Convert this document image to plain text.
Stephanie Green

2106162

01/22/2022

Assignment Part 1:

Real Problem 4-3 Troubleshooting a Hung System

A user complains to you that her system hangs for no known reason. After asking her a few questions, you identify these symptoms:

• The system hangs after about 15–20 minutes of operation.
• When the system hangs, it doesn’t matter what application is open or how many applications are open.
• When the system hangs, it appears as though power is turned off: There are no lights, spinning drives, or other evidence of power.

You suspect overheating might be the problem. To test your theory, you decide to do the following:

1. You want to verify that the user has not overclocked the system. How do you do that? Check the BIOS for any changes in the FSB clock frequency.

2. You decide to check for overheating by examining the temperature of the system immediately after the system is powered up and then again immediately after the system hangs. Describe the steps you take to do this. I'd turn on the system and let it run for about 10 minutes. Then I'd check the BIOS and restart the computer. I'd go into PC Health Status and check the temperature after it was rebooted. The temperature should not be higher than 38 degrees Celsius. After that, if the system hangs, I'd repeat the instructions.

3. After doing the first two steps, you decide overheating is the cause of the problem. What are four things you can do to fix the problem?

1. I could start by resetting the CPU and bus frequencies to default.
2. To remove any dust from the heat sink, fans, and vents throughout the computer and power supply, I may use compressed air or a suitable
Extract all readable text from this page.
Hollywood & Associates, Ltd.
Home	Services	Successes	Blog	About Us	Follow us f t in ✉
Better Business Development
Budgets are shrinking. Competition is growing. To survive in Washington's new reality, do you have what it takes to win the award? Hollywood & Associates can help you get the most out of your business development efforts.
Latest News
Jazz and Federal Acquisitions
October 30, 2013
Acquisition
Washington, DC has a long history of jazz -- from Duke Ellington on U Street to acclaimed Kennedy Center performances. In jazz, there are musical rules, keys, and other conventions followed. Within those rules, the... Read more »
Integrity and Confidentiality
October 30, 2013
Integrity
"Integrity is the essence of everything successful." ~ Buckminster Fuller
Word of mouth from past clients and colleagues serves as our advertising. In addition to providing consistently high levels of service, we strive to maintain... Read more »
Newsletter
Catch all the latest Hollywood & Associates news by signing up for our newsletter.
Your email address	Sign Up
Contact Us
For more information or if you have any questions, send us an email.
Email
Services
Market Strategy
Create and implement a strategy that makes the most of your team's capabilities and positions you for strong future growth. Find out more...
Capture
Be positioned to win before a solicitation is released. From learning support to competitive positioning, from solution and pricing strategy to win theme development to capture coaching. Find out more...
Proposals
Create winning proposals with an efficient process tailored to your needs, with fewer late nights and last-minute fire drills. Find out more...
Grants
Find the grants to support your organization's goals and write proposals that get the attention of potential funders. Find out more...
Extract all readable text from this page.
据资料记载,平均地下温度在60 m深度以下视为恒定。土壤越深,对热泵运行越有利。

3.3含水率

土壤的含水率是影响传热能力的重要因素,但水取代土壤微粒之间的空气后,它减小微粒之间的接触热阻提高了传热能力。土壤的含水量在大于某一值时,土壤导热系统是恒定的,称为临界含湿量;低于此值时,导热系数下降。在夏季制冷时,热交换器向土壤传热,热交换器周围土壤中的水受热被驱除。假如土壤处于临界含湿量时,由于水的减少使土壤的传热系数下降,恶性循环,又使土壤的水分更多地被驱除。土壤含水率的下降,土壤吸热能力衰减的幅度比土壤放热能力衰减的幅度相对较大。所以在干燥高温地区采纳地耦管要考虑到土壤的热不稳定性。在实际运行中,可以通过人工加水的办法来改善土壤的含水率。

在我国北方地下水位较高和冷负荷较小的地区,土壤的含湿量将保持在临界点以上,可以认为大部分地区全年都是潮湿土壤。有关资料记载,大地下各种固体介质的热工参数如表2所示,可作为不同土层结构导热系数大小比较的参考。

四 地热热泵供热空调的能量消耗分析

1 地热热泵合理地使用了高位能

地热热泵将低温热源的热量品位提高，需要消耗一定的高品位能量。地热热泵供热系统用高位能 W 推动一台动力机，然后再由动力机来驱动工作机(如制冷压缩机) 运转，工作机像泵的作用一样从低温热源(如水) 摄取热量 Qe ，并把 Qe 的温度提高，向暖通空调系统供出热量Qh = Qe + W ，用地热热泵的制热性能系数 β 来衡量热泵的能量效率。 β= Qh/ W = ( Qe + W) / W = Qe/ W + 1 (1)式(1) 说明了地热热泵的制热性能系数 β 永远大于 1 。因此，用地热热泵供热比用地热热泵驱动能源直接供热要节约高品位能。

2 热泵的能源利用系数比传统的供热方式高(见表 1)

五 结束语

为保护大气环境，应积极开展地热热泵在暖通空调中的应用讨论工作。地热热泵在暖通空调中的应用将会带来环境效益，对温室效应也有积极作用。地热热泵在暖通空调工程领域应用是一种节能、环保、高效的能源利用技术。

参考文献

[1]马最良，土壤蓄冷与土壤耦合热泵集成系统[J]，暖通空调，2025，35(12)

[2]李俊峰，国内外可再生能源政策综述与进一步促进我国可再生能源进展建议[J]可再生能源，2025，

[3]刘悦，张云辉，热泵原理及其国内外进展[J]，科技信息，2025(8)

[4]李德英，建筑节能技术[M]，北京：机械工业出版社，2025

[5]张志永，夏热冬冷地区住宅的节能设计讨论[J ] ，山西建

════

=== The problem ===
Copy every record above exactly as it appears.

=== The result ===
Convert this document image to plain text.
Stephanie Green

2106162

01/22/2022

Assignment Part 1:

Real Problem 4-3 Troubleshooting a Hung System

A user complains to you that her system hangs for no known reason. After asking her a few questions, you identify these symptoms:

• The system hangs after about 15–20 minutes of operation.
• When the system hangs, it doesn’t matter what application is open or how many applications are open.
• When the system hangs, it appears as though power is turned off: There are no lights, spinning drives, or other evidence of power.

You suspect overheating might be the problem. To test your theory, you decide to do the following:

1. You want to verify that the user has not overclocked the system. How do you do that? Check the BIOS for any changes in the FSB clock frequency.

2. You decide to check for overheating by examining the temperature of the system immediately after the system is powered up and then again immediately after the system hangs. Describe the steps you take to do this. I'd turn on the system and let it run for about 10 minutes. Then I'd check the BIOS and restart the computer. I'd go into PC Health Status and check the temperature after it was rebooted. The temperature should not be higher than 38 degrees Celsius. After that, if the system hangs, I'd repeat the instructions.

3. After doing the first two steps, you decide overheating is the cause of the problem. What are four things you can do to fix the problem?

1. I could start by resetting the CPU and bus frequencies to default.
2. To remove any dust from the heat sink, fans, and vents throughout the computer and power supply, I may use compressed air or a suitable
Extract all readable text from this page.
Hollywood & Associates, Ltd.
Home	Services	Successes	Blog	About Us	Follow us f t in ✉
Better Business Development
Budgets are shrinking. Competition is growing. To survive in Washington's new reality, do you have what it takes to win the award? Hollywood & Associates can help you get the most out of your business development efforts.
Latest News
Jazz and Federal Acquisitions
October 30, 2013
Acquisition
Washington, DC has a long history of jazz -- from Duke Ellington on U Street to acclaimed Kennedy Center performances. In jazz, there are musical rules, keys, and other conventions followed. Within those rules, the... Read more »
Integrity and Confidentiality
October 30, 2013
Integrity
"Integrity is the essence of everything successful." ~ Buckminster Fuller
Word of mouth from past clients and colleagues serves as our advertising. In addition to providing consistently high levels of service, we strive to maintain... Read more »
Newsletter
Catch all the latest Hollywood & Associates news by signing up for our newsletter.
Your email address	Sign Up
Contact Us
For more information or if you have any questions, send us an email.
Email
Services
Market Strategy
Create and implement a strategy that makes the most of your team's capabilities and positions you for strong future growth. Find out more...
Capture
Be positioned to win before a solicitation is released. From learning support to competitive positioning, from solution and pricing strategy to win theme development to capture coaching. Find out more...
Proposals
Create winning proposals with an efficient process tailored to your needs, with fewer late nights and last-minute fire drills. Find out more...
Grants
Find the grants to support your organization's goals and write proposals that get the attention of potential funders. Find out more...
Extract all readable text from this page.
据资料记载,平均地下温度在60 m深度以下视为恒定。土壤越深,对热泵运行越有利。

3.3含水率

土壤的含水率是影响传热能力的重要因素,但水取代土壤微粒之间的空气后,它减小微粒之间的接触热阻提高了传热能力。土壤的含水量在大于某一值时,土壤导热系统是恒定的,称为临界含湿量;低于此值时,导热系数下降。在夏季制冷时,热交换器向土壤传热,热交换器周围土壤中的水受热被驱除。假如土壤处于临界含湿量时,由于水的减少使土壤的传热系数下降,恶性循环,又使土壤的水分更多地被驱除。土壤含水率的下降,土壤吸热能力衰减的幅度比土壤放热能力衰减的幅度相对较大。所以在干燥高温地区采纳地耦管要考虑到土壤的热不稳定性。在实际运行中,可以通过人工加水的办法来改善土壤的含水率。

在我国北方地下水位较高和冷负荷较小的地区,土壤的含湿量将保持在临界点以上,可以认为大部分地区全年都是潮湿土壤。有关资料记载,大地下各种固体介质的热工参数如表2所示,可作为不同土层结构导热系数大小比较的参考。

四 地热热泵供热空调的能量消耗分析

1 地热热泵合理地使用了高位能

地热热泵将低温热源的热量品位提高，需要消耗一定的高品位能量。地热热泵供热系统用高位能 W 推动一台动力机，然后再由动力机来驱动工作机(如制冷压缩机) 运转，工作机像泵的作用一样从低温热源(如水) 摄取热量 Qe ，并把 Qe 的温度提高，向暖通空调系统供出热量Qh = Qe + W ，用地热热泵的制热性能系数 β 来衡量热泵的能量效率。 β= Qh/ W = ( Qe + W) / W = Qe/ W + 1 (1)式(1) 说明了地热热泵的制热性能系数 β 永远大于 1 。因此，用地热热泵供热比用地热热泵驱动能源直接供热要节约高品位能。

2 热泵的能源利用系数比传统的供热方式高(见表 1)

五 结束语

为保护大气环境，应积极开展地热热泵在暖通空调中的应用讨论工作。地热热泵在暖通空调中的应用将会带来环境效益，对温室效应也有积极作用。地热热泵在暖通空调工程领域应用是一种节能、环保、高效的能源利用技术。

参考文献

[1]马最良，土壤蓄冷与土壤耦合热泵集成系统[J]，暖通空调，2025，35(12)

[2]李俊峰，国内外可再生能源政策综述与进一步促进我国可再生能源进展建议[J]可再生能源，2025，

[3]刘悦，张云辉，热泵原理及其国内外进展[J]，科技信息，2025(8)

[4]李德英，建筑节能技术[M]，北京：机械工业出版社，2025

[5]张志永，夏热冬冷地区住宅的节能设计讨论[J ] ，山西建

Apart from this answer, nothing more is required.